*Given problem*:
Filter these entries, keeping only lines that hold the word "screenshot".

*Records shown*:
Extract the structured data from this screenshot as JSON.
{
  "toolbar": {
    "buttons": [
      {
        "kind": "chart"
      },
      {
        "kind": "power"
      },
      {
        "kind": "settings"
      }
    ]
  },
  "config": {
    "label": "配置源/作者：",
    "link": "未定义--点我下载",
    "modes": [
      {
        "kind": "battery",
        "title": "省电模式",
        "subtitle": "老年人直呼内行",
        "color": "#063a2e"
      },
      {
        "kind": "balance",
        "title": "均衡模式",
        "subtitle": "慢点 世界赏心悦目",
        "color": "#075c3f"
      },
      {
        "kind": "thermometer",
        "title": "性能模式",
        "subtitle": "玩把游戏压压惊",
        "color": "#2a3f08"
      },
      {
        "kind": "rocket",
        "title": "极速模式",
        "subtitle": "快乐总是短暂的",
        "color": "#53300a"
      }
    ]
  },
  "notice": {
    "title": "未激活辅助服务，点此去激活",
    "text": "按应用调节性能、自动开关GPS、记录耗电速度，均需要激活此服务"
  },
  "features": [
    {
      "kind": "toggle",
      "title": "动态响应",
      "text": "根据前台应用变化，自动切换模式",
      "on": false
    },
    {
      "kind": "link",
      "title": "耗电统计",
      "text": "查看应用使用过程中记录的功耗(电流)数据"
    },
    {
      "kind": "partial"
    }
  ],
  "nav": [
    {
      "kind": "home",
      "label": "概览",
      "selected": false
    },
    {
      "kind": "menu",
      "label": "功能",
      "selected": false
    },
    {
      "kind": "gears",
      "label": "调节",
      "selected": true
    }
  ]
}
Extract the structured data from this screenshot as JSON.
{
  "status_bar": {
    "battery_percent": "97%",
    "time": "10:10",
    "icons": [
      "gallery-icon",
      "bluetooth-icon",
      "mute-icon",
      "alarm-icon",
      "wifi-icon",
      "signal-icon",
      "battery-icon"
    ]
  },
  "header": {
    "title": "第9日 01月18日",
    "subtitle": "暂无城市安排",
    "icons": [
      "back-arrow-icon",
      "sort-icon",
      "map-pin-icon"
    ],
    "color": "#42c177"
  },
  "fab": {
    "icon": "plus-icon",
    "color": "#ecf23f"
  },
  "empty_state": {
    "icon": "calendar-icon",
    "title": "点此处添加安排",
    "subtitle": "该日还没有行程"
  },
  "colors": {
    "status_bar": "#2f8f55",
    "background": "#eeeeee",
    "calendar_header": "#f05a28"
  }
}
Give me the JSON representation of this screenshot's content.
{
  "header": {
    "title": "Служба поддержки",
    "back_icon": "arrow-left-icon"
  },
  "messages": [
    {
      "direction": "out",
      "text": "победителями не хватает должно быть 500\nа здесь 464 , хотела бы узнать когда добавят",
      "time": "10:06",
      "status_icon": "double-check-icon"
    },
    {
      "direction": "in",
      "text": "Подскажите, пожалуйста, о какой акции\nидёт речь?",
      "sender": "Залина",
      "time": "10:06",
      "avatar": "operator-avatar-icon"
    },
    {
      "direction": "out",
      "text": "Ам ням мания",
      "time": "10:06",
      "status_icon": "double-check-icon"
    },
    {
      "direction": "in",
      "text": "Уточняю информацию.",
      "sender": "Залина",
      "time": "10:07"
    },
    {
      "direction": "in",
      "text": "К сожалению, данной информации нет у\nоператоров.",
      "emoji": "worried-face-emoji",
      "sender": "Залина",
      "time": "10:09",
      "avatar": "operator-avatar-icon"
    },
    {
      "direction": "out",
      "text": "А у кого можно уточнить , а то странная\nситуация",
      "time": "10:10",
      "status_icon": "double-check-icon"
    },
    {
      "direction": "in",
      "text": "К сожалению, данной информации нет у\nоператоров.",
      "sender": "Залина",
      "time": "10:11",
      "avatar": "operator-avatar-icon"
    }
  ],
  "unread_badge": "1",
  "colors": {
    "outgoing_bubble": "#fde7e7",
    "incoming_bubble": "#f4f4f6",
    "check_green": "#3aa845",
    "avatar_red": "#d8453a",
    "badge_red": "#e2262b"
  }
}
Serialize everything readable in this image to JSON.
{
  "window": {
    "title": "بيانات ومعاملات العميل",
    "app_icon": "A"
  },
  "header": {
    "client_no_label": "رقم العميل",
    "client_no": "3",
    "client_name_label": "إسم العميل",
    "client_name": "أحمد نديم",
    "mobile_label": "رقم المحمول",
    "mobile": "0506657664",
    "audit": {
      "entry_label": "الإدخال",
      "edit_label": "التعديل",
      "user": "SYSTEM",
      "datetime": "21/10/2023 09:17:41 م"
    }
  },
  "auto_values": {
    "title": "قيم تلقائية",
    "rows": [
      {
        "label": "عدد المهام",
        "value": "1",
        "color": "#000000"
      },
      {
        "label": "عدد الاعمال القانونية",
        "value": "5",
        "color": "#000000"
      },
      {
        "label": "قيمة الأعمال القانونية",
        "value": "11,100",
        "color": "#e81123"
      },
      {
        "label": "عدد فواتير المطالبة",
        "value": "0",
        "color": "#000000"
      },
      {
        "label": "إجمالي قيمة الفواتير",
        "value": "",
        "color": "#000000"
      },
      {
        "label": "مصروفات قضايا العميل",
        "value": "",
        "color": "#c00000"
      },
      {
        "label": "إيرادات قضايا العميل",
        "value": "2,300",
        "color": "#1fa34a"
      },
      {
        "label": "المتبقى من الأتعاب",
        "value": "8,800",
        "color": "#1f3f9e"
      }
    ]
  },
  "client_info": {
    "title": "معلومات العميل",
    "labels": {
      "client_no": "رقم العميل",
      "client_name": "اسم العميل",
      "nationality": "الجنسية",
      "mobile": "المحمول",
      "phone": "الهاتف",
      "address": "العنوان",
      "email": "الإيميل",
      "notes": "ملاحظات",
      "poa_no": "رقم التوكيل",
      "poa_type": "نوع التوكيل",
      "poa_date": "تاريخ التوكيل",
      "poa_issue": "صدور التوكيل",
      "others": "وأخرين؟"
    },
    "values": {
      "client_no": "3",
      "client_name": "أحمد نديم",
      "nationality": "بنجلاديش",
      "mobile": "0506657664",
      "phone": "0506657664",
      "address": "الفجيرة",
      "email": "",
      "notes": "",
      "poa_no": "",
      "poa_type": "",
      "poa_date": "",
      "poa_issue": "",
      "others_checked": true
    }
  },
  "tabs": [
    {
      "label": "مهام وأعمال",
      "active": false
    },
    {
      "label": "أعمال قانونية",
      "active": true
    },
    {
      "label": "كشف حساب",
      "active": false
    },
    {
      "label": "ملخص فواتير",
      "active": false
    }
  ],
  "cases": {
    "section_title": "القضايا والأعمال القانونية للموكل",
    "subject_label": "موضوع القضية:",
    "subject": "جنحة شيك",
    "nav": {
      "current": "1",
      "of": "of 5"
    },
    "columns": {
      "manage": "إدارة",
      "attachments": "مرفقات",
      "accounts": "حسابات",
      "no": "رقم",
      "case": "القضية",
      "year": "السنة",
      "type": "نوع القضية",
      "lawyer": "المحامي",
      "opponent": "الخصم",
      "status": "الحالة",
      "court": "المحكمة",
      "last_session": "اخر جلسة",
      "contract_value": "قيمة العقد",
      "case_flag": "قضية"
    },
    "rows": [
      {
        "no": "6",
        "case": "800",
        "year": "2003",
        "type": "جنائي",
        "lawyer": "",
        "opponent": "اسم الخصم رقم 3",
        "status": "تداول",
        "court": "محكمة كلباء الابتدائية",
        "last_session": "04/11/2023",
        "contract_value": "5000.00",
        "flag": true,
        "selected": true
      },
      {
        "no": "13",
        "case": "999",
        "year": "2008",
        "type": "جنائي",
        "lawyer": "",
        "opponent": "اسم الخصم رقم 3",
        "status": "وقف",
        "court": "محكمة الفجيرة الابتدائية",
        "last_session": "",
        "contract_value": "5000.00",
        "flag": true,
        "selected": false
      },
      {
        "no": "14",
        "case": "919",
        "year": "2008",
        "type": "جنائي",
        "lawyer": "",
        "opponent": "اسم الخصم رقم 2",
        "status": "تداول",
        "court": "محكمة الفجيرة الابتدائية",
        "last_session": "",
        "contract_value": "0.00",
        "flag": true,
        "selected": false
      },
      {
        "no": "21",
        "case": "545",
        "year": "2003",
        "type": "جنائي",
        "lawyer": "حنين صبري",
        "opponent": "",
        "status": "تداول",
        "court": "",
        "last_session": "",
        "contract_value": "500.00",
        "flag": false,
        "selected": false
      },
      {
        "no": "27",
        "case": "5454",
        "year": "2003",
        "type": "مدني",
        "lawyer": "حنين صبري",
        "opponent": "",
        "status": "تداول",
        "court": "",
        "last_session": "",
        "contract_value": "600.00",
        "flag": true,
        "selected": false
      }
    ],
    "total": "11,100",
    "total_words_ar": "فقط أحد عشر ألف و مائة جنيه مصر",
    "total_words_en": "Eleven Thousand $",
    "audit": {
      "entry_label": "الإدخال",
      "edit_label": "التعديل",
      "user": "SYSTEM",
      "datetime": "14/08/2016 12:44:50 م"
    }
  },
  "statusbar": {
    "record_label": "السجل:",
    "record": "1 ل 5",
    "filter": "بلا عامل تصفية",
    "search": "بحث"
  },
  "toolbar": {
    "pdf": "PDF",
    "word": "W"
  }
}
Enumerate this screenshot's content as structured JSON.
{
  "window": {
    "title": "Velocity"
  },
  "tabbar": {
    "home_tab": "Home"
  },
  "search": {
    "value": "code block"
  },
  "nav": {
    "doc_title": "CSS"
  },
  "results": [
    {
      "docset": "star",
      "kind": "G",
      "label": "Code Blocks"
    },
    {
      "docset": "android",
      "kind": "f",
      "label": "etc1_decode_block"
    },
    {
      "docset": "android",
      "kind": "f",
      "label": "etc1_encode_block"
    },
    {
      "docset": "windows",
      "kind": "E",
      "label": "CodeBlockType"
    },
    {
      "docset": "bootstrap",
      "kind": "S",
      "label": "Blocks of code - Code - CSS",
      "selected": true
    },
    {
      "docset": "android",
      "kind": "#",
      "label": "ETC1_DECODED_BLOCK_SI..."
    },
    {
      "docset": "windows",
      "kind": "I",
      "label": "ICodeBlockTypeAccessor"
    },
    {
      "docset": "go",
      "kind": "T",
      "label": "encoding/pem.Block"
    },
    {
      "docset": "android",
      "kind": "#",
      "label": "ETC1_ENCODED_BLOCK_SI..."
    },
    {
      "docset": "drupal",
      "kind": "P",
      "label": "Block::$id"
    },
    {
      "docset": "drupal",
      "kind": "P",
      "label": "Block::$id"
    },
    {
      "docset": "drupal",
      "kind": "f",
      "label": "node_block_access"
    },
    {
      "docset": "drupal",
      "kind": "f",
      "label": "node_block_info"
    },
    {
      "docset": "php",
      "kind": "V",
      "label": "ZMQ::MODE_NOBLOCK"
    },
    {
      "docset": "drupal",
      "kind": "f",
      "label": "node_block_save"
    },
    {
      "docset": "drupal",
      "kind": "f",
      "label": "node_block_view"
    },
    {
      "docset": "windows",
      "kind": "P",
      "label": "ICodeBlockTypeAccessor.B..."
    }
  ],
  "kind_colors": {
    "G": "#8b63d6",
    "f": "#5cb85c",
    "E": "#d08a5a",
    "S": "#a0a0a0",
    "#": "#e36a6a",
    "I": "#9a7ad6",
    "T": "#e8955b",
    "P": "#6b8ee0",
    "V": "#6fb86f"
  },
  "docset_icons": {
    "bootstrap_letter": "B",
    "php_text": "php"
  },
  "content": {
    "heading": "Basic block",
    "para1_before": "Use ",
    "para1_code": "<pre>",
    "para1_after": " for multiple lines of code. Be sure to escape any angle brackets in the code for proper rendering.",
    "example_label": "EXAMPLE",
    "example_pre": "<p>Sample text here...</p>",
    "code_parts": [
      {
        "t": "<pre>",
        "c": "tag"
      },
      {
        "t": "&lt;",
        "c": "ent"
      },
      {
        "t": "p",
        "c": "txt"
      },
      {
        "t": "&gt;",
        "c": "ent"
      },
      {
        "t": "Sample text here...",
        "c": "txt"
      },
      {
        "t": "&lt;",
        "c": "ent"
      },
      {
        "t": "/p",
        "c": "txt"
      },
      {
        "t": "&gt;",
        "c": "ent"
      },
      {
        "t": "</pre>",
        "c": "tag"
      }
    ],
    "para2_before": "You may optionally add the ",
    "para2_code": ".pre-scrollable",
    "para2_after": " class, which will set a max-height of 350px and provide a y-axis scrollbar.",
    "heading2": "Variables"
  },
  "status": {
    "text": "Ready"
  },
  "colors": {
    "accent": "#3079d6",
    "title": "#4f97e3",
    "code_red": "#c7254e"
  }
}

*Solution for this problem*:
Extract the structured data from this screenshot as JSON.
Extract the structured data from this screenshot as JSON.
Give me the JSON representation of this screenshot's content.
Enumerate this screenshot's content as structured JSON.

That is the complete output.